(Data records)
◆ ◆ ◆ ◆ ◆ ◆ ◆

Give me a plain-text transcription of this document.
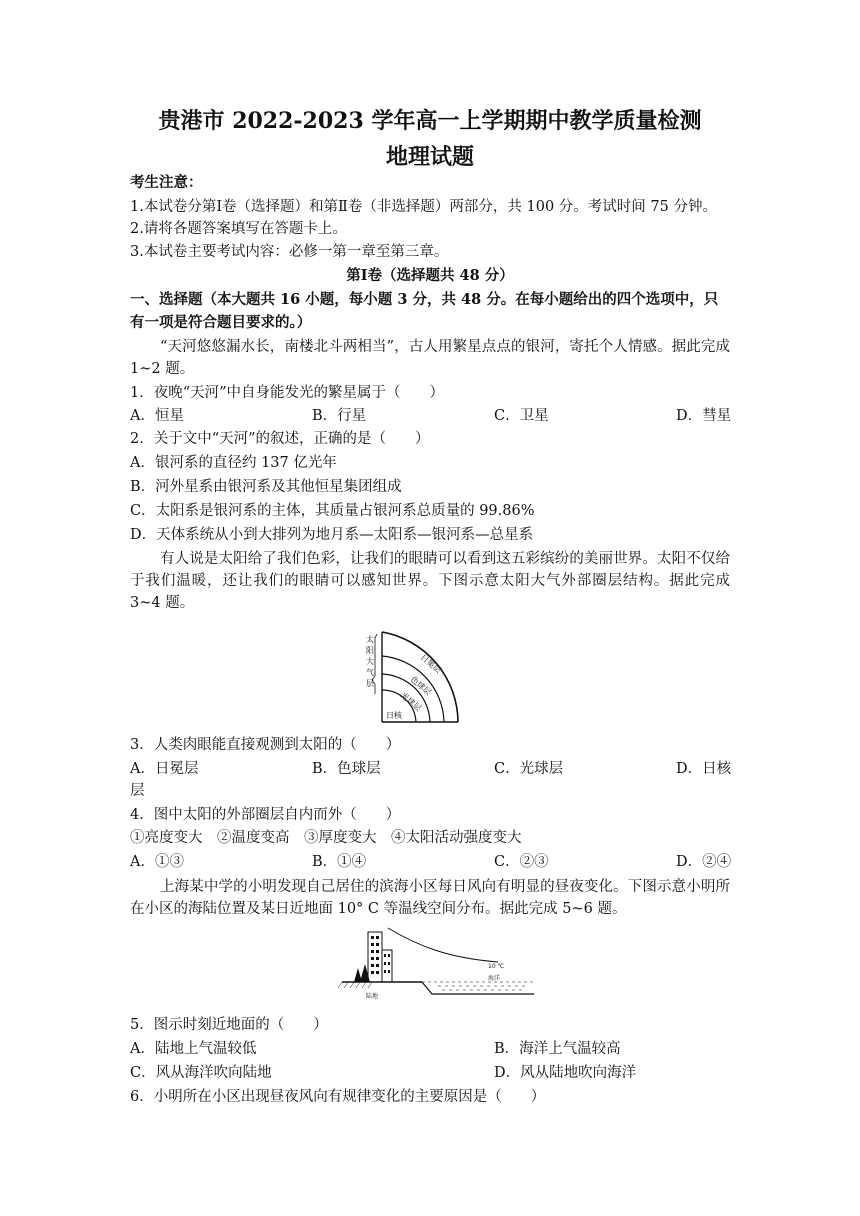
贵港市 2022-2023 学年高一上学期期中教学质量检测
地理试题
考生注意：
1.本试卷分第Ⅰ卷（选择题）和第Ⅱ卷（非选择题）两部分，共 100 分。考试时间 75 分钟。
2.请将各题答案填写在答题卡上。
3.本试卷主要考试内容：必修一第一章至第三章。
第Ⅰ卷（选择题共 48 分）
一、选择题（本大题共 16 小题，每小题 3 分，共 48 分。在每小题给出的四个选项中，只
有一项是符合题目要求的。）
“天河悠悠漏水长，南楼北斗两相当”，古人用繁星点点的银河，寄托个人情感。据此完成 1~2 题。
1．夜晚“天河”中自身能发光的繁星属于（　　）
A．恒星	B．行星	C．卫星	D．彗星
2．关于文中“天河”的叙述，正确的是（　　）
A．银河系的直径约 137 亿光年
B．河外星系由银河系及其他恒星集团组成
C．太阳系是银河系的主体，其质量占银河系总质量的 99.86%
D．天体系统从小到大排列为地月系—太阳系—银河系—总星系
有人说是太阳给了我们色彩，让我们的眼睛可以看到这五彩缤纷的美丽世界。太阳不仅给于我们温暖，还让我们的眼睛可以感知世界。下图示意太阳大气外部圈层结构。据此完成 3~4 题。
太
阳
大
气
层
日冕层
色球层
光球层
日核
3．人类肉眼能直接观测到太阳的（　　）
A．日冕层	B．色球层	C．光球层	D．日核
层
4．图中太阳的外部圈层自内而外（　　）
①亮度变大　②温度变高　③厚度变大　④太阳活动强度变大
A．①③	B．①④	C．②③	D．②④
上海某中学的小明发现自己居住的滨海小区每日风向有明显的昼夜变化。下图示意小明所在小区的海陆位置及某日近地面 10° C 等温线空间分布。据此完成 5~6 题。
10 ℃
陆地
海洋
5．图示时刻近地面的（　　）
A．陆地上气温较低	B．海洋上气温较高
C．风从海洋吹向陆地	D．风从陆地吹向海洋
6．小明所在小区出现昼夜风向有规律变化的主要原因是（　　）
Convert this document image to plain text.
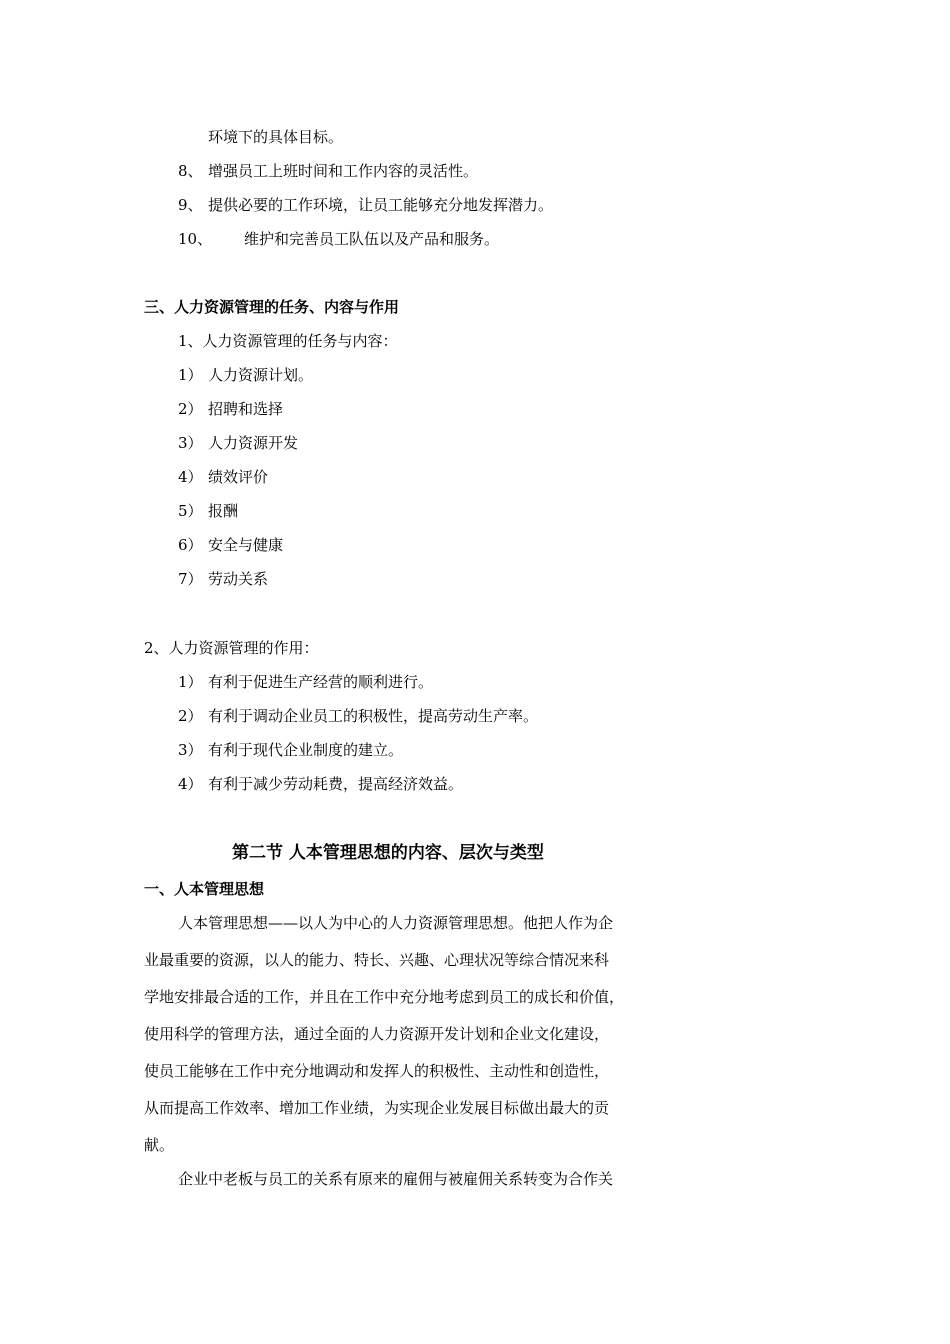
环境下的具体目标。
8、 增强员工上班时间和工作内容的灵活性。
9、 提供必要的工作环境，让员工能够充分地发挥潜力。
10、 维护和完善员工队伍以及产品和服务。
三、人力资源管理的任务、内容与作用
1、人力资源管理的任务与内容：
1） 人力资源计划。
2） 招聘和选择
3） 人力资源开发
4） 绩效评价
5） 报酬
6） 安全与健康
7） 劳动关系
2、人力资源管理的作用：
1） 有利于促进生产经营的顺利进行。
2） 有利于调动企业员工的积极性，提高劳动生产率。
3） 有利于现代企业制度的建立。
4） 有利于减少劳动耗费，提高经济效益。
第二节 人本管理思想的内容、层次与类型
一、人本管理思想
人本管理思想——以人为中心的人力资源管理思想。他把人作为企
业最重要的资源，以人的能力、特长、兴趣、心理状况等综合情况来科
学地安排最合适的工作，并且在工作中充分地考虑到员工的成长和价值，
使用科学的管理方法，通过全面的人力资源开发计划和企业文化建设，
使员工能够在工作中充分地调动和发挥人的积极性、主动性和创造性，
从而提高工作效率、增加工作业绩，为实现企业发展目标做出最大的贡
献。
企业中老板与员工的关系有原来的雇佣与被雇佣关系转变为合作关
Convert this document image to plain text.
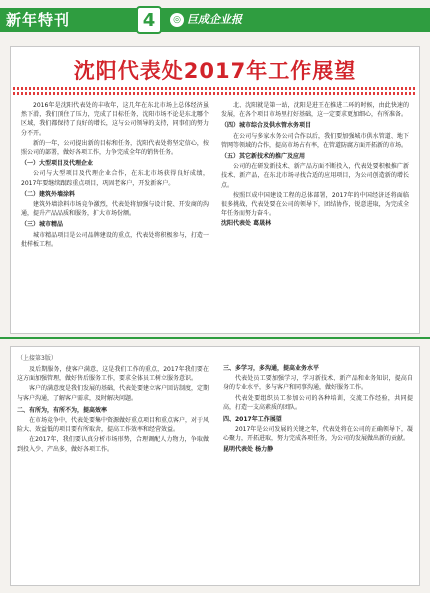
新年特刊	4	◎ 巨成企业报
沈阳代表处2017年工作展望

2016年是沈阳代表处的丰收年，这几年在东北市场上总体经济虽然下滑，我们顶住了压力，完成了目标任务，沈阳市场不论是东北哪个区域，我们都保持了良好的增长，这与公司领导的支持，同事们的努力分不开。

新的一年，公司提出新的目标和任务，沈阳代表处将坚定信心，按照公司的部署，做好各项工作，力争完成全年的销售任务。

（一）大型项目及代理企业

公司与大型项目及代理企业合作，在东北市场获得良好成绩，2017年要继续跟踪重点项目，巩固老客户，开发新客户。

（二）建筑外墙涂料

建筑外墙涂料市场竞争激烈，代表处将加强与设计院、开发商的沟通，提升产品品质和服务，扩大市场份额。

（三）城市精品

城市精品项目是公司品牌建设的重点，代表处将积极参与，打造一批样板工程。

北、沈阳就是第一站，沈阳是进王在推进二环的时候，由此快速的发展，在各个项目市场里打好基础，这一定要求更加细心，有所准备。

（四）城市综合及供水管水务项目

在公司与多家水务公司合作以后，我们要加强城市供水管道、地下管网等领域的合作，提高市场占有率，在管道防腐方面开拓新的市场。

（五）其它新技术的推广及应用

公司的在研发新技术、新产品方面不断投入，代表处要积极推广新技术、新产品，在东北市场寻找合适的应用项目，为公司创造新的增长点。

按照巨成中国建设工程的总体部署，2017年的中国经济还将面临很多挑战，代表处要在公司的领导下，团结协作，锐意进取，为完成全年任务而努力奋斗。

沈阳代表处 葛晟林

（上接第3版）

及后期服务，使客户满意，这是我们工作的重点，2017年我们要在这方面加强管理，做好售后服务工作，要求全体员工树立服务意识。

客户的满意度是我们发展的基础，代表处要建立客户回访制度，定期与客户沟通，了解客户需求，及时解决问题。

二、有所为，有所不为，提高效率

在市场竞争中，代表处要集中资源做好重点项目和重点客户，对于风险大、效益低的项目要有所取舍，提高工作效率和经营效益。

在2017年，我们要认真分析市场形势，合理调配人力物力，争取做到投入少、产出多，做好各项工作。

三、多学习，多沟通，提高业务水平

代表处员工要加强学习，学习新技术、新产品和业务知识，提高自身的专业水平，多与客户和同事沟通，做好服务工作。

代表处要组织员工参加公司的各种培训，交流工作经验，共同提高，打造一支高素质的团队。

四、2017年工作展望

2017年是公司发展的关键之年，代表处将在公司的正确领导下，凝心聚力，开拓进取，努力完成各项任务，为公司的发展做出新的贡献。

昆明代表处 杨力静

◆ ◆ ◆ ◆ ◆ ◆ ◆

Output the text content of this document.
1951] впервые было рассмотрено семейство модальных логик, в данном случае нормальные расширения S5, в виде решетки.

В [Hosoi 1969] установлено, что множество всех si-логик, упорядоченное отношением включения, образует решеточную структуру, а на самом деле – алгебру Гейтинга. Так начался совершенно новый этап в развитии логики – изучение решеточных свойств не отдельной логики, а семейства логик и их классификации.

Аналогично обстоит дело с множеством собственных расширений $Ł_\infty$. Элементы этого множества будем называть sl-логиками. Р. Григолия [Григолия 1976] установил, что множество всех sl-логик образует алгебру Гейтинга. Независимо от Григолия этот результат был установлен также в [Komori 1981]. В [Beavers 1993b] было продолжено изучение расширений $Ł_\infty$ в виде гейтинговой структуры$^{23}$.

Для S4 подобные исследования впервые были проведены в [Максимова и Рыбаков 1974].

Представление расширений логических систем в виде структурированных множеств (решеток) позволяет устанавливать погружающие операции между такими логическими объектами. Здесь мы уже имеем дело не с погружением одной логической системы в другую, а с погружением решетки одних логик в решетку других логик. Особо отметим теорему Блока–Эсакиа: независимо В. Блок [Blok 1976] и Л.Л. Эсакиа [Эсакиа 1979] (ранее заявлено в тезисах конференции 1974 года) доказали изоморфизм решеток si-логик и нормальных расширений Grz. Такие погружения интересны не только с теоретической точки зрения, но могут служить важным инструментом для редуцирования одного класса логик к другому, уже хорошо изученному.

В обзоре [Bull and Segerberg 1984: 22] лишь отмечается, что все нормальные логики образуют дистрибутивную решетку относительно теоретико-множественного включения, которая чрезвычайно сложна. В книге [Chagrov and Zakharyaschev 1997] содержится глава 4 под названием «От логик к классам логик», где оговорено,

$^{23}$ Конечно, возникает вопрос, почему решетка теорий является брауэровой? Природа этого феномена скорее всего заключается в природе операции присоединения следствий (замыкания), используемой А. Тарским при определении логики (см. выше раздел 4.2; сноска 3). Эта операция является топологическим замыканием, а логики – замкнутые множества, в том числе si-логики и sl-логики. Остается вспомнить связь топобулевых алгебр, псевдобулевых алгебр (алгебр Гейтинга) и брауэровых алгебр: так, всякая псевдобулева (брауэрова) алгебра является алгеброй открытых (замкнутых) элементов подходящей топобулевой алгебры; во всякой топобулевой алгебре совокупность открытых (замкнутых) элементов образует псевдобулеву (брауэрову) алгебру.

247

◆ ◆ ◆ ◆ ◆ ◆ ◆

• _Exercise instructions_: Out of the preceding entries, pull every line containing the string "据此完成".

• _Solution to this exercise_:
“天河悠悠漏水长，南楼北斗两相当”，古人用繁星点点的银河，寄托个人情感。据此完成 1~2 题。
有人说是太阳给了我们色彩，让我们的眼睛可以看到这五彩缤纷的美丽世界。太阳不仅给于我们温暖，还让我们的眼睛可以感知世界。下图示意太阳大气外部圈层结构。据此完成 3~4 题。
上海某中学的小明发现自己居住的滨海小区每日风向有明显的昼夜变化。下图示意小明所在小区的海陆位置及某日近地面 10° C 等温线空间分布。据此完成 5~6 题。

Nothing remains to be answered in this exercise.